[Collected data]
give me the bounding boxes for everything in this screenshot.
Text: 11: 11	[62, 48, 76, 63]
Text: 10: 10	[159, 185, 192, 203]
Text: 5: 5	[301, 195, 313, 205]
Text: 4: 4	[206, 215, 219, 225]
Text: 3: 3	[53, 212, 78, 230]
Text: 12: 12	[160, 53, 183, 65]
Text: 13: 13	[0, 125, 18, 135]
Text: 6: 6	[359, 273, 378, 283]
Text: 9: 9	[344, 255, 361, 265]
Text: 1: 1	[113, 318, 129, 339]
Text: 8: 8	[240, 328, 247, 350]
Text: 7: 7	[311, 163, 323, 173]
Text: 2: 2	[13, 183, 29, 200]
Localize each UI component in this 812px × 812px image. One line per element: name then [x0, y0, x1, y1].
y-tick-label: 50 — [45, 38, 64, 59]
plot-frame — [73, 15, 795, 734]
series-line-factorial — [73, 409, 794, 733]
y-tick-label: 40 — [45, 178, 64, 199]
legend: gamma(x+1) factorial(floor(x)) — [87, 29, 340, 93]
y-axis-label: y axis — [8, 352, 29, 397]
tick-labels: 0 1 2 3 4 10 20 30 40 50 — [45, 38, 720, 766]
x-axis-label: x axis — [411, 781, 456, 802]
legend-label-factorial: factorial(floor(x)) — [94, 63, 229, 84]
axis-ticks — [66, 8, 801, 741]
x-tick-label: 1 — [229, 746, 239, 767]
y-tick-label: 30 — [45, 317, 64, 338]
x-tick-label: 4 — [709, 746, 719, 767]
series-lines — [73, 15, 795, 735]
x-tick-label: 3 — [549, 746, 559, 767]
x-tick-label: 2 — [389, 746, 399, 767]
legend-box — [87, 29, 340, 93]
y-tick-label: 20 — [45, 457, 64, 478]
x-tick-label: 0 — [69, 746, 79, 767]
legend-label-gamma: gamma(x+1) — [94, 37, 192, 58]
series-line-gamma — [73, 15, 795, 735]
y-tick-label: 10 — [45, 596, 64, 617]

Written request :: Copy the lines of the listing above without any changes, starting at its first line and ending with the line that contains "273, 378, 283]".

Output of the exercise ::
give me the bounding boxes for everything in this screenshot.
Text: 11: 11	[62, 48, 76, 63]
Text: 10: 10	[159, 185, 192, 203]
Text: 5: 5	[301, 195, 313, 205]
Text: 4: 4	[206, 215, 219, 225]
Text: 3: 3	[53, 212, 78, 230]
Text: 12: 12	[160, 53, 183, 65]
Text: 13: 13	[0, 125, 18, 135]
Text: 6: 6	[359, 273, 378, 283]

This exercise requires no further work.